[To be done]:
1. What keys does the generator_config dictionary define in the notebook excerpt?
2. Repeat the notebook excerpt word for word, starting with "When training neural" and going on through "super().__init__()".

[Source text]:

Below we initiate dataset generator and take a look at one batch.
Each event is padded to the maximal "length" in the batch and auxiliary detectors are added.

In [3]:
generator_config = {
  'file' : '/home3/ivkhar/TA/data/normed/composition_spectrum/taml_0325_energy.h5', # path to training file
  'batch_size' : 4, # batch size
  'apply_add_gauss' : False, # flag for addative data augmentation
  'gauss_stds' : [0., 0., 0., 0., 0. , 0.], # noise parameters
  'apply_mult_gauss' : False, # flag for multiplicative augmentation of registered charges
  'mult_gauss_std' : 0.0 # noise parameters
}

train_generator = DatasetGenerator(regime='train', return_reminder=False, **generator_config)

for data, label in train_generator.__iter__():
    break

In [4]:
print(data.shape, label.shape)
print(data[:2])

torch.Size([4, 34, 7]) torch.Size([4, 1])
tensor([[[ 0.5414, -1.5941, -1.2051, -0.4940, -0.5042, -0.3481,  1.0000],
         [ 0.5461, -0.8243, -1.1074, -0.4972, -0.2328, -0.7657,  1.0000],
         [-0.1986, -0.7951, -1.0037, -0.4665, -0.0465, -0.6553,  1.0000],
         [ 0.5435, -0.0488, -1.0852,  0.0252,  0.0443, -0.8896,  1.0000],
         [ 0.5435, -0.0488, -1.0852,  0.0252,  0.0443,  0.3297,  1.0000],
         [ 0.5442,  0.7246, -0.9282, -0.4936,  0.3160, -0.7222,  1.0000],
         [-0.9999, -0.0454, -1.0370, -0.4302,  0.4144, -0.9027,  1.0000],
         [-0.2268,  0.7237, -0.8708, -0.3854,  0.4993, -0.7661,  1.0000],
         [ 0.0000,  0.0000,  0.0000,  0.0000,  0.0000,  0.0000,  0.0000],
         [ 0.0000,  0.0000,  0.0000,  0.0000,  0.0000,  0.0000,  0.0000],
         [ 0.0000,  0.0000,  0.0000,  0.0000,  0.0000,  0.0000,  0.0000],
         [ 0.0000,  0.0000,  0.0000,  0.0000,  0.0000,  0.0000,  0.0000],
         [ 0.0000,  0.0000,  0.0000,  0.0000,  0.0000,  0.0000,  0.000

# 3. Metrics

When training neural networks, we need metrics to track performance. 
Here we implement a simple metric that tracks the average value of the loss function.

In [5]:
class MeanMetrics(nn.Module):

    # Initialize metric
    def __init__(self, name):
        super().__init__()
        self.register_buffer('value', torch.tensor(0.0))

[Dataset]:
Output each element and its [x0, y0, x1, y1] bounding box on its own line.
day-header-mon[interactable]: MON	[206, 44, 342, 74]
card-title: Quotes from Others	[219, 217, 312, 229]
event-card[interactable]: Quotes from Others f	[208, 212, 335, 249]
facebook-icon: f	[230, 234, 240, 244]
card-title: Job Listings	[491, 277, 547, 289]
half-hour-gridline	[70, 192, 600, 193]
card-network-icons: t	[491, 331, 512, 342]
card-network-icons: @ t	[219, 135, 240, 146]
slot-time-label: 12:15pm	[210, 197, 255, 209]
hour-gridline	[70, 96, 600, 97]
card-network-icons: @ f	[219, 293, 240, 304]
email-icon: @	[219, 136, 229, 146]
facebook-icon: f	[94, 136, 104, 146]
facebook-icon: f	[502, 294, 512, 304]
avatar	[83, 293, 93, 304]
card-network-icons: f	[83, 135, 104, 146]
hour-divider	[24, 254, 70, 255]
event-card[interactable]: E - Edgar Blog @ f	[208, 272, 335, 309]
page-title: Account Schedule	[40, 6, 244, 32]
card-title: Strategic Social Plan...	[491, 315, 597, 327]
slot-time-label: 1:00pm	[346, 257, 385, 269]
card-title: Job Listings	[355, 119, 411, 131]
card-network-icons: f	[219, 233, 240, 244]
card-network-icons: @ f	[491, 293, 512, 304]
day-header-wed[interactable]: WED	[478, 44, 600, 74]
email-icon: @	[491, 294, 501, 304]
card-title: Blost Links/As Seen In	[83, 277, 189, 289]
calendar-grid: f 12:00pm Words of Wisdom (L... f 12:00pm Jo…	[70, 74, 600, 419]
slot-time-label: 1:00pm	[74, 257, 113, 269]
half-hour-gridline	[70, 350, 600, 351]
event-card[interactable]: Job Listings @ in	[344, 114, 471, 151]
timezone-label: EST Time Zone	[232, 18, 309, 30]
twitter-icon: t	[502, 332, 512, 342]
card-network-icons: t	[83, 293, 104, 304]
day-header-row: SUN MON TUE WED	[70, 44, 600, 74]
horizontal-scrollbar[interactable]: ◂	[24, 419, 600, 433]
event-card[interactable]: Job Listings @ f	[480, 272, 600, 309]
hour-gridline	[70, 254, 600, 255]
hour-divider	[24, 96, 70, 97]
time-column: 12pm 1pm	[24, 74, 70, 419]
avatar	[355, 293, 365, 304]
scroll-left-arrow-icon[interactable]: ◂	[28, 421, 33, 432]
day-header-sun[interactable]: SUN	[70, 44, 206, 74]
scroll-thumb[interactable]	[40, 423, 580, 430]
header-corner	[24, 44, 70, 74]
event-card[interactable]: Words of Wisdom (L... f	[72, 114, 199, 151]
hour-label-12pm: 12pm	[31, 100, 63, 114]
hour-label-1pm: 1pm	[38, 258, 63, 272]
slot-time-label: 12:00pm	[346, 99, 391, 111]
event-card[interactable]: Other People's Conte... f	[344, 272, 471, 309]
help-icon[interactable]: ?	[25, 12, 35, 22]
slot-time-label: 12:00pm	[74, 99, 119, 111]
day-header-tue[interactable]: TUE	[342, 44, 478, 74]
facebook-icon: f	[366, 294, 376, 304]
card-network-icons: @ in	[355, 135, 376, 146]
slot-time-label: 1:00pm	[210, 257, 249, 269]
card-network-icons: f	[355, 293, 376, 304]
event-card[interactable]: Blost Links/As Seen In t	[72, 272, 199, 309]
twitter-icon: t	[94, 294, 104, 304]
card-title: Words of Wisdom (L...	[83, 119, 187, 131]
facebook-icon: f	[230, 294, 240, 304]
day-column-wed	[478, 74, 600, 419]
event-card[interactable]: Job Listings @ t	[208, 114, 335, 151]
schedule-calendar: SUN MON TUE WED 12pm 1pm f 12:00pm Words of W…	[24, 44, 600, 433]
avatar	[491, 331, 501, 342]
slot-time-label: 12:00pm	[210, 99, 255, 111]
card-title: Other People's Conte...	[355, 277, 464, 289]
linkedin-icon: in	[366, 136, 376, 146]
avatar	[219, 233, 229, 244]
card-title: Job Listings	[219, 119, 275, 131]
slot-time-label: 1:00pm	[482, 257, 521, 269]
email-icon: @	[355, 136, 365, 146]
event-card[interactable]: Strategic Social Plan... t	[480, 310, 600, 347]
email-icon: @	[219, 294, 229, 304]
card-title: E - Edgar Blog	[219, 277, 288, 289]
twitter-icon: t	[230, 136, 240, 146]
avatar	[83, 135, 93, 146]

[Outputs for the tasks]:
1.
- 'file'
- 'batch_size'
- 'apply_add_gauss'
- 'gauss_stds'
- 'apply_mult_gauss'
- 'mult_gauss_std'

2.
When training neural networks, we need metrics to track performance. 
Here we implement a simple metric that tracks the average value of the loss function.

In [5]:
class MeanMetrics(nn.Module):

    # Initialize metric
    def __init__(self, name):
        super().__init__()